Major Burnaby paid a visit to a Kirghiz kibitka, or tent, and his description of it may be compared with Mr. Atkinson’s. Inside it was adorned with thick carpets of various hues, and bright-coloured cushions, for the accommodation of the inmates. In the centre a small fire gave out a cloud of white smoke, which rose in coils and wreaths to the roof, and there escaped through an aperture left for the purpose. The fuel used is saxaul, the wood of the bramble tree, and it emits an acrid, pungent odour. The women in the tent had their faces uncovered; they received their visitor with a warm welcome, and spread some rugs for him to sit down by their side. They were all of them moon-faced, with large mouths, but good eyes and teeth.
The master of the kibitka, who was clad in a long brown robe, thickly wadded to keep out the cold, poured some water into a large caldron, and proceeded to make tea, while a young girl handed round raisins and dried currants. A brief conversation then arose. The Kirghiz were much surprised to learn that their visitor was not a Russian, but had come from a far Western land, and were even more surprised to find that he had brought no wife with him—a wife, in the opinion of the Kirghiz, being as indispensable to a man’s happiness as a horse or camel. In entering into matrimony, the Kirghiz have one great advantage over the other Moslem races; they see the girls whom they wish to marry, and are allowed to converse with them before the bargain is concluded between the parents, one hundred sheep being the average price given for a young woman.
On the 12th of January Major Burnaby left Kasala for Khiva. His retinue consisted of three camels, loaded with a tent, forage, and provisions, his Tartar servant, who bestrode the largest camel, and a Kirghiz guide, who, like himself, was mounted on horseback. His provisions included stchi, or cabbage soup, with large pieces of meat cut up in it, which, having been poured into two large iron stable buckets, had become hard frozen, so that it could be easily carried slung on a camel’s back. He also took with him twenty pounds of cooked meat. A hatchet, to chop up the meat or cut down brushwood for a fire, and a cooking lamp, with a supply of spirit, formed part of his equipment.

------------------------------------

[Given task 1]
According to the text on Major Burnaby among the Kirghiz, what made up his retinue when he left Kasala for Khiva? List every part.
[Given task 2]
Echo the text on Major Burnaby among the Kirghiz word for word, from "Major Burnaby paid" to "eyes and teeth.".

[Record excerpts]
------------------------------------

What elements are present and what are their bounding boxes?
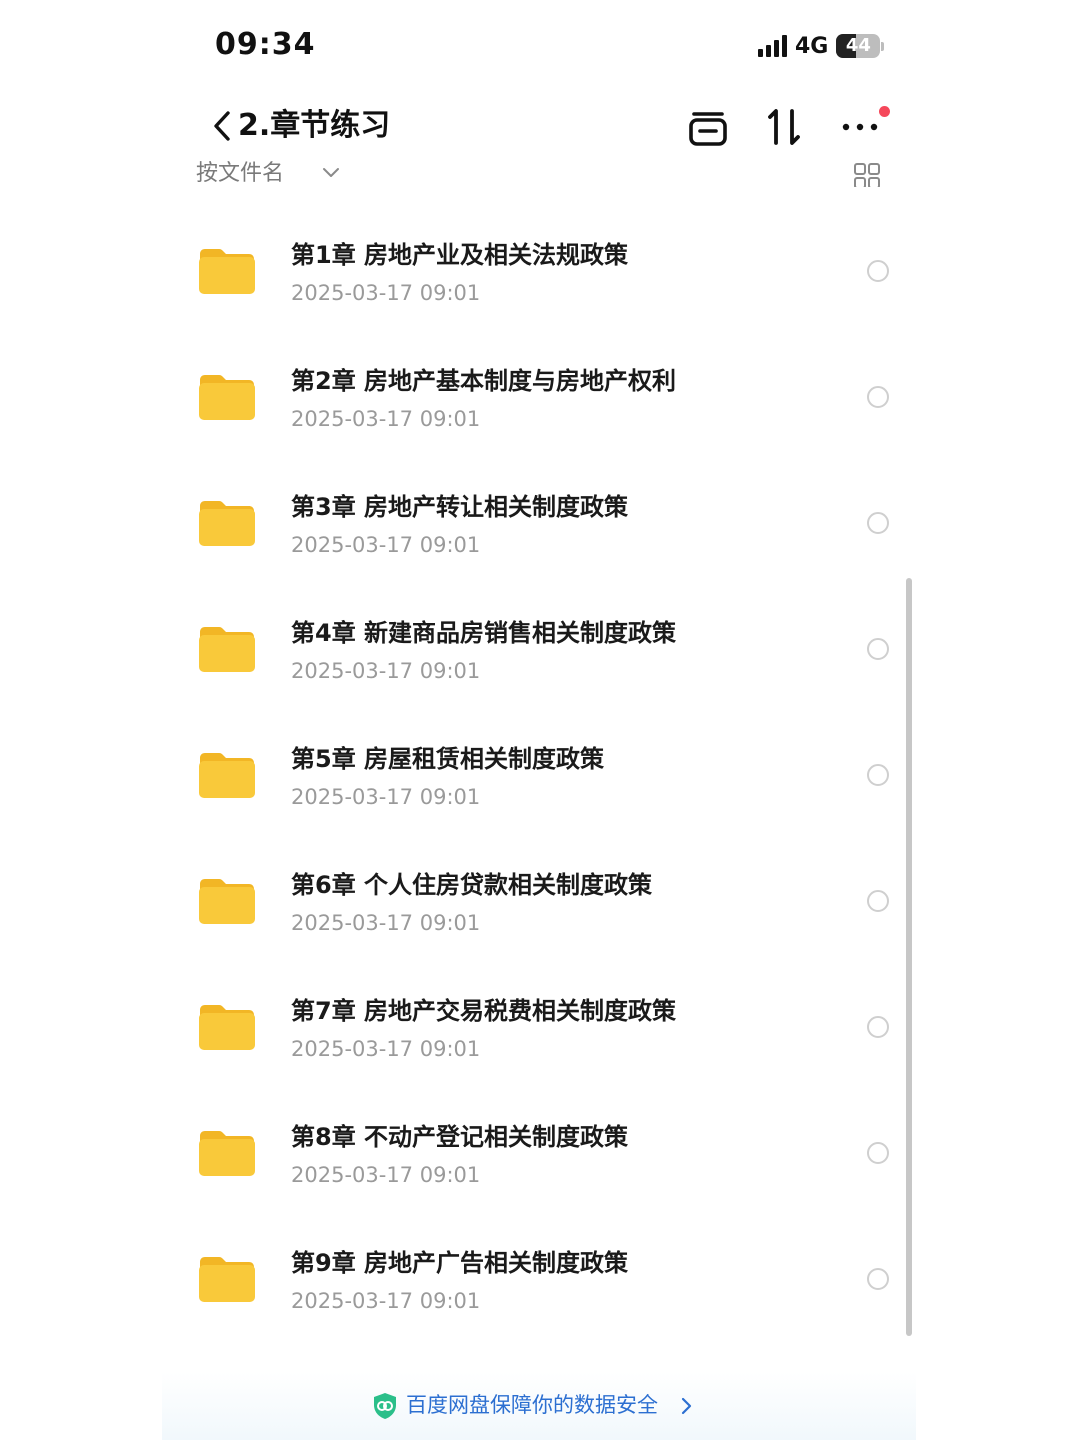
folder-icon <box>199 1005 255 1050</box>
battery-cap <box>881 41 885 51</box>
file-name: 第4章 新建商品房销售相关制度政策 <box>291 619 677 647</box>
file-date: 2025-03-17 09:01 <box>291 785 481 809</box>
file-row[interactable]: 第8章 不动产登记相关制度政策 2025-03-17 09:01 <box>0 1090 1080 1216</box>
folder-icon <box>199 879 255 924</box>
folder-icon <box>199 1131 255 1176</box>
file-list-page: 09:34 4G 44 2.章节练习 按文件名 第1章 房地产业及相关法规政策 … <box>0 0 1080 1440</box>
folder-icon <box>199 249 255 294</box>
file-name: 第8章 不动产登记相关制度政策 <box>291 1123 629 1151</box>
folder-icon <box>199 627 255 672</box>
dropbox-button[interactable] <box>686 105 730 149</box>
file-name: 第9章 房地产广告相关制度政策 <box>291 1249 629 1277</box>
file-date: 2025-03-17 09:01 <box>291 1037 481 1061</box>
signal-icon <box>758 35 787 57</box>
security-banner[interactable]: 百度网盘保障你的数据安全 <box>162 1372 916 1440</box>
select-radio[interactable] <box>867 1142 889 1164</box>
status-indicators: 4G 44 <box>758 30 885 62</box>
select-radio[interactable] <box>867 386 889 408</box>
file-name: 第1章 房地产业及相关法规政策 <box>291 241 629 269</box>
folder-icon <box>199 753 255 798</box>
file-row[interactable]: 第7章 房地产交易税费相关制度政策 2025-03-17 09:01 <box>0 964 1080 1090</box>
file-row[interactable]: 第1章 房地产业及相关法规政策 2025-03-17 09:01 <box>0 208 1080 334</box>
transfer-button[interactable] <box>762 105 806 149</box>
nav-bar: 2.章节练习 <box>0 95 1080 157</box>
banner-text[interactable]: 百度网盘保障你的数据安全 <box>406 1390 658 1420</box>
file-date: 2025-03-17 09:01 <box>291 911 481 935</box>
notification-dot <box>879 106 890 117</box>
file-row[interactable]: 第3章 房地产转让相关制度政策 2025-03-17 09:01 <box>0 460 1080 586</box>
file-date: 2025-03-17 09:01 <box>291 659 481 683</box>
file-date: 2025-03-17 09:01 <box>291 407 481 431</box>
sort-toolbar: 按文件名 <box>0 157 1080 187</box>
status-time: 09:34 <box>215 27 316 62</box>
scrollbar-thumb[interactable] <box>906 578 912 1336</box>
folder-icon <box>199 375 255 420</box>
select-radio[interactable] <box>867 260 889 282</box>
file-date: 2025-03-17 09:01 <box>291 533 481 557</box>
back-button[interactable] <box>206 103 242 149</box>
file-name: 第6章 个人住房贷款相关制度政策 <box>291 871 653 899</box>
sort-icon <box>768 109 800 145</box>
more-icon <box>842 123 878 131</box>
file-name: 第3章 房地产转让相关制度政策 <box>291 493 629 521</box>
select-radio[interactable] <box>867 1016 889 1038</box>
page-title: 2.章节练习 <box>238 108 391 143</box>
file-row[interactable]: 第9章 房地产广告相关制度政策 2025-03-17 09:01 <box>0 1216 1080 1342</box>
file-name: 第2章 房地产基本制度与房地产权利 <box>291 367 677 395</box>
battery-level: 44 <box>845 35 871 56</box>
file-row[interactable]: 第6章 个人住房贷款相关制度政策 2025-03-17 09:01 <box>0 838 1080 964</box>
file-name: 第7章 房地产交易税费相关制度政策 <box>291 997 677 1025</box>
dropbox-icon <box>689 112 727 146</box>
file-list: 第1章 房地产业及相关法规政策 2025-03-17 09:01 第2章 房地产基本… <box>0 208 1080 1342</box>
sort-label[interactable]: 按文件名 <box>196 159 284 187</box>
select-radio[interactable] <box>867 1268 889 1290</box>
select-radio[interactable] <box>867 890 889 912</box>
network-label: 4G <box>795 33 829 59</box>
back-chevron-icon <box>214 111 230 141</box>
file-date: 2025-03-17 09:01 <box>291 281 481 305</box>
file-date: 2025-03-17 09:01 <box>291 1163 481 1187</box>
security-shield-icon <box>374 1393 396 1419</box>
chevron-right-icon <box>681 1397 692 1415</box>
select-radio[interactable] <box>867 764 889 786</box>
status-bar: 09:34 4G 44 <box>0 0 1080 90</box>
file-row[interactable]: 第4章 新建商品房销售相关制度政策 2025-03-17 09:01 <box>0 586 1080 712</box>
select-radio[interactable] <box>867 512 889 534</box>
file-row[interactable]: 第2章 房地产基本制度与房地产权利 2025-03-17 09:01 <box>0 334 1080 460</box>
chevron-down-icon[interactable] <box>322 167 340 181</box>
battery-icon: 44 <box>836 34 881 58</box>
folder-icon <box>199 1257 255 1302</box>
file-name: 第5章 房屋租赁相关制度政策 <box>291 745 605 773</box>
folder-icon <box>199 501 255 546</box>
more-button[interactable] <box>838 105 882 149</box>
file-row[interactable]: 第5章 房屋租赁相关制度政策 2025-03-17 09:01 <box>0 712 1080 838</box>
file-date: 2025-03-17 09:01 <box>291 1289 481 1313</box>
select-radio[interactable] <box>867 638 889 660</box>
grid-view-icon[interactable] <box>854 163 880 187</box>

------------------------------------

[Output 1]
- Three camels, loaded with a tent, forage, and provisions
- His Tartar servant, who rode the largest camel
- A Kirghiz guide, mounted on horseback

[Output 2]
Major Burnaby paid a visit to a Kirghiz kibitka, or tent, and his description of it may be compared with Mr. Atkinson’s. Inside it was adorned with thick carpets of various hues, and bright-coloured cushions, for the accommodation of the inmates. In the centre a small fire gave out a cloud of white smoke, which rose in coils and wreaths to the roof, and there escaped through an aperture left for the purpose. The fuel used is saxaul, the wood of the bramble tree, and it emits an acrid, pungent odour. The women in the tent had their faces uncovered; they received their visitor with a warm welcome, and spread some rugs for him to sit down by their side. They were all of them moon-faced, with large mouths, but good eyes and teeth.